Dataset entries:
------------------------------------------------------------------------

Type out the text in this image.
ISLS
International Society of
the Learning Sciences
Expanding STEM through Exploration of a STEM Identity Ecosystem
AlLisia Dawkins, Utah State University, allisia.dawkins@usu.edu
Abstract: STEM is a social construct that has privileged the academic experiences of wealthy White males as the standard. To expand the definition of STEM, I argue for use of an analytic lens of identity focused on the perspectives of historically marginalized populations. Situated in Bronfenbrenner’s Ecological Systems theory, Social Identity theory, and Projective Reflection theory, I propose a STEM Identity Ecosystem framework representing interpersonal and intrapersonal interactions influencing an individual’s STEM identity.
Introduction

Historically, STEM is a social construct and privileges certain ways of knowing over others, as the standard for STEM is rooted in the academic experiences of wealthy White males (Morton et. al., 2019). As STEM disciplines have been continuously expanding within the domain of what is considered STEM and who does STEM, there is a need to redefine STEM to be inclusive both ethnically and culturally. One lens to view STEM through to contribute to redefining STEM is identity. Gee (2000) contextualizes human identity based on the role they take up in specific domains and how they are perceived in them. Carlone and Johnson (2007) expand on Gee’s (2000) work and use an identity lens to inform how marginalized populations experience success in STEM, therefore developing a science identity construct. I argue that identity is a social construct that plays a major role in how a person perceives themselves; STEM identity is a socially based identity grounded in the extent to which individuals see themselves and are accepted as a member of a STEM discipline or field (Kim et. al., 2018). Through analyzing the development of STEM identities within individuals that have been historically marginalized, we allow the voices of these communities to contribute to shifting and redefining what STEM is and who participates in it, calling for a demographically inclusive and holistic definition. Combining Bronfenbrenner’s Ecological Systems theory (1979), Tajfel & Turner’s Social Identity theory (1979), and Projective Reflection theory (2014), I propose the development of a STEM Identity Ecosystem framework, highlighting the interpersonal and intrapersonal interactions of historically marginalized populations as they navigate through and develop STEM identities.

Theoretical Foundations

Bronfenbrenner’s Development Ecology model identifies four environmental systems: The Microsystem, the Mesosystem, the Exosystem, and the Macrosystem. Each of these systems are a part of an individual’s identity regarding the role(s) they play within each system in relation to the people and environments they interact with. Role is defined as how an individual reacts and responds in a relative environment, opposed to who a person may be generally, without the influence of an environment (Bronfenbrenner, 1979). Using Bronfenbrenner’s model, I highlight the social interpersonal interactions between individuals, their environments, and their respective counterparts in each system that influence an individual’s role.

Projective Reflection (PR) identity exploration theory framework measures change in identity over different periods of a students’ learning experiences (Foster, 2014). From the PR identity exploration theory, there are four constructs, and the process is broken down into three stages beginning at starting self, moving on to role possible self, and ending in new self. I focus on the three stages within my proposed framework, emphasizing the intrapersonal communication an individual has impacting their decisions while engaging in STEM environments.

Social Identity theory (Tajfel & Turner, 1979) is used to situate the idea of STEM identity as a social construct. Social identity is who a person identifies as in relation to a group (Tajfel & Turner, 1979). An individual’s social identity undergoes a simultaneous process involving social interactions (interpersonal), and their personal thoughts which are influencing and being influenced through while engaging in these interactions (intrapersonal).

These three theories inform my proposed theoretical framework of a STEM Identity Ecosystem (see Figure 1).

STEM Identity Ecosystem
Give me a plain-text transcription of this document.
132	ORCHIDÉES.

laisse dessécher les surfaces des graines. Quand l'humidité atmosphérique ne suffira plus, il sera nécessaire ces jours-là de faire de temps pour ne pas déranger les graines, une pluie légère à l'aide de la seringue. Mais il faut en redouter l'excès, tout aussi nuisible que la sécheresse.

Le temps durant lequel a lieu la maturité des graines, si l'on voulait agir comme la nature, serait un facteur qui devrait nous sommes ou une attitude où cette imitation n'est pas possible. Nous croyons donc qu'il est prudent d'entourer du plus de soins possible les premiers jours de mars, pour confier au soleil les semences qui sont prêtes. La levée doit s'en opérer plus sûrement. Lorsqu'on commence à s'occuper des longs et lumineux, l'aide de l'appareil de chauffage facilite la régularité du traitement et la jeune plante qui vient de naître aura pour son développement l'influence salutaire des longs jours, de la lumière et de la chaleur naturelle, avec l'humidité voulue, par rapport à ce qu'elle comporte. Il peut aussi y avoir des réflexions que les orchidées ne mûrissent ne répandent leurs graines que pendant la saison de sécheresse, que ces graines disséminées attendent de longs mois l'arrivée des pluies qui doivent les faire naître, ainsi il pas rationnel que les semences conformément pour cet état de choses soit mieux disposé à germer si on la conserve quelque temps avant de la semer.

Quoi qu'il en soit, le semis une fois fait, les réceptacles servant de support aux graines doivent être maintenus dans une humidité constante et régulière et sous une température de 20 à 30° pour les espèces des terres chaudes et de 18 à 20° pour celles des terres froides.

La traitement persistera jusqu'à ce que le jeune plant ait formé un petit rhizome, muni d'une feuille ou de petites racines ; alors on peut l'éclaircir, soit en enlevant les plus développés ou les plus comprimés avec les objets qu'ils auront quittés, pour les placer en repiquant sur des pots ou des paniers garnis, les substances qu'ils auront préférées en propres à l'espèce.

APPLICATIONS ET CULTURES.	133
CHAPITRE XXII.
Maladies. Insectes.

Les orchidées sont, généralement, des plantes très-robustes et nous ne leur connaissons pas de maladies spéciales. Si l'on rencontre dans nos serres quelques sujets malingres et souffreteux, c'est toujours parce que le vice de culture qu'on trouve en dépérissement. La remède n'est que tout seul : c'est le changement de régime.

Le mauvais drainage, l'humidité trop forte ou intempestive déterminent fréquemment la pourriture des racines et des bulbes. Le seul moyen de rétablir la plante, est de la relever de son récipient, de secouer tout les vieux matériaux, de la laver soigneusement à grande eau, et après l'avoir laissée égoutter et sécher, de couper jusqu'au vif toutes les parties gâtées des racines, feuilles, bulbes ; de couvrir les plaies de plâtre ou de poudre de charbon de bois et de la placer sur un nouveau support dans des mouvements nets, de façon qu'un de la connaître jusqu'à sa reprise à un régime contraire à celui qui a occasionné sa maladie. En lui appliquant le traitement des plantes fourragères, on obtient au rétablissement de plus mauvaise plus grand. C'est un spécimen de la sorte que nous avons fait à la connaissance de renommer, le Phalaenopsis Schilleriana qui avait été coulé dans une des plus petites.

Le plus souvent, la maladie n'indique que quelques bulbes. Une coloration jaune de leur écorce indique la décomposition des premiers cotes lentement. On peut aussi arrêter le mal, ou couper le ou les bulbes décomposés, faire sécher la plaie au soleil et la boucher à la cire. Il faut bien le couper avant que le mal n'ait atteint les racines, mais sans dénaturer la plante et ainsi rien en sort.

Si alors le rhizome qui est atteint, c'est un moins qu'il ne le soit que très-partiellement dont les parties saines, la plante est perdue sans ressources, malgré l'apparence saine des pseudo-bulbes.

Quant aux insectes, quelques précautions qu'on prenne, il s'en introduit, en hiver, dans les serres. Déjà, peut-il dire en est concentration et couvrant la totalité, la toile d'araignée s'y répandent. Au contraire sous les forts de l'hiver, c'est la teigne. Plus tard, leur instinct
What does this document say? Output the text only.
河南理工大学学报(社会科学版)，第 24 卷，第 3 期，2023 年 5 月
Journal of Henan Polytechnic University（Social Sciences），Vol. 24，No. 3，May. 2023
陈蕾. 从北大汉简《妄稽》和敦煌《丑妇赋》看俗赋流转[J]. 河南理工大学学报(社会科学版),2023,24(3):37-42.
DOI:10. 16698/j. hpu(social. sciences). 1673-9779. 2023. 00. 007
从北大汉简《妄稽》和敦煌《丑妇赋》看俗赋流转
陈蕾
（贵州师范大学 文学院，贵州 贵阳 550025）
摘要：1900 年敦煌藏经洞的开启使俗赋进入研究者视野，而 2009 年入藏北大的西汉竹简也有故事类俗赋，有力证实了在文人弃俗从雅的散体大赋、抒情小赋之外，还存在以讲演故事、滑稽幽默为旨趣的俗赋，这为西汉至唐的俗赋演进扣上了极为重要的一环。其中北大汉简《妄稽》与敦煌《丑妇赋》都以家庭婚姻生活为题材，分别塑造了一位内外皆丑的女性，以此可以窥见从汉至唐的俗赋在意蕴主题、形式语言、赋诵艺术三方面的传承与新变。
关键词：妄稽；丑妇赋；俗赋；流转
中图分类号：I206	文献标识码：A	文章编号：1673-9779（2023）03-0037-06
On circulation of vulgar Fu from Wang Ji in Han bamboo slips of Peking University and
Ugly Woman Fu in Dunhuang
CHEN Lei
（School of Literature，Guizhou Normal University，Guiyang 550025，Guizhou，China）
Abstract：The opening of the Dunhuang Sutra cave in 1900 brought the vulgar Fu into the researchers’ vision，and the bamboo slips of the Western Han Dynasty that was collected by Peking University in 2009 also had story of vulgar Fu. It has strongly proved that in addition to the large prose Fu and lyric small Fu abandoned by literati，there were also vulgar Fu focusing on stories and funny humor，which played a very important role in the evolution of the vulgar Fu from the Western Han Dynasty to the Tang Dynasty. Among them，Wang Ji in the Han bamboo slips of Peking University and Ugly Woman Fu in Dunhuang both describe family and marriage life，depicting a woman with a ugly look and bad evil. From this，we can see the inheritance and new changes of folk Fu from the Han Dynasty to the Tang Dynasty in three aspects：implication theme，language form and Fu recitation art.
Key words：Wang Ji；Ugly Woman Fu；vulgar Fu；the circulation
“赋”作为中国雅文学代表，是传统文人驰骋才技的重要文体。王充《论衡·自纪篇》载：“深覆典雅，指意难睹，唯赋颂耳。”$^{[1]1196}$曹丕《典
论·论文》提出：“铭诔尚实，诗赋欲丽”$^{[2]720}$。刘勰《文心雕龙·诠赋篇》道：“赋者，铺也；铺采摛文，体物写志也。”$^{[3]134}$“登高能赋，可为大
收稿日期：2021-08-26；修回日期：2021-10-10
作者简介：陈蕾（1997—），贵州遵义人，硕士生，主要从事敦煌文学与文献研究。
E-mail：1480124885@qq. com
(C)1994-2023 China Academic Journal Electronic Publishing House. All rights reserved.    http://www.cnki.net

------------------------------------------------------------------------

## DIRECTIONS FOR THIS TASK
List every line above that holds the word "document".

## FINISHED ANSWER
Give me a plain-text transcription of this document.
What does this document say? Output the text only.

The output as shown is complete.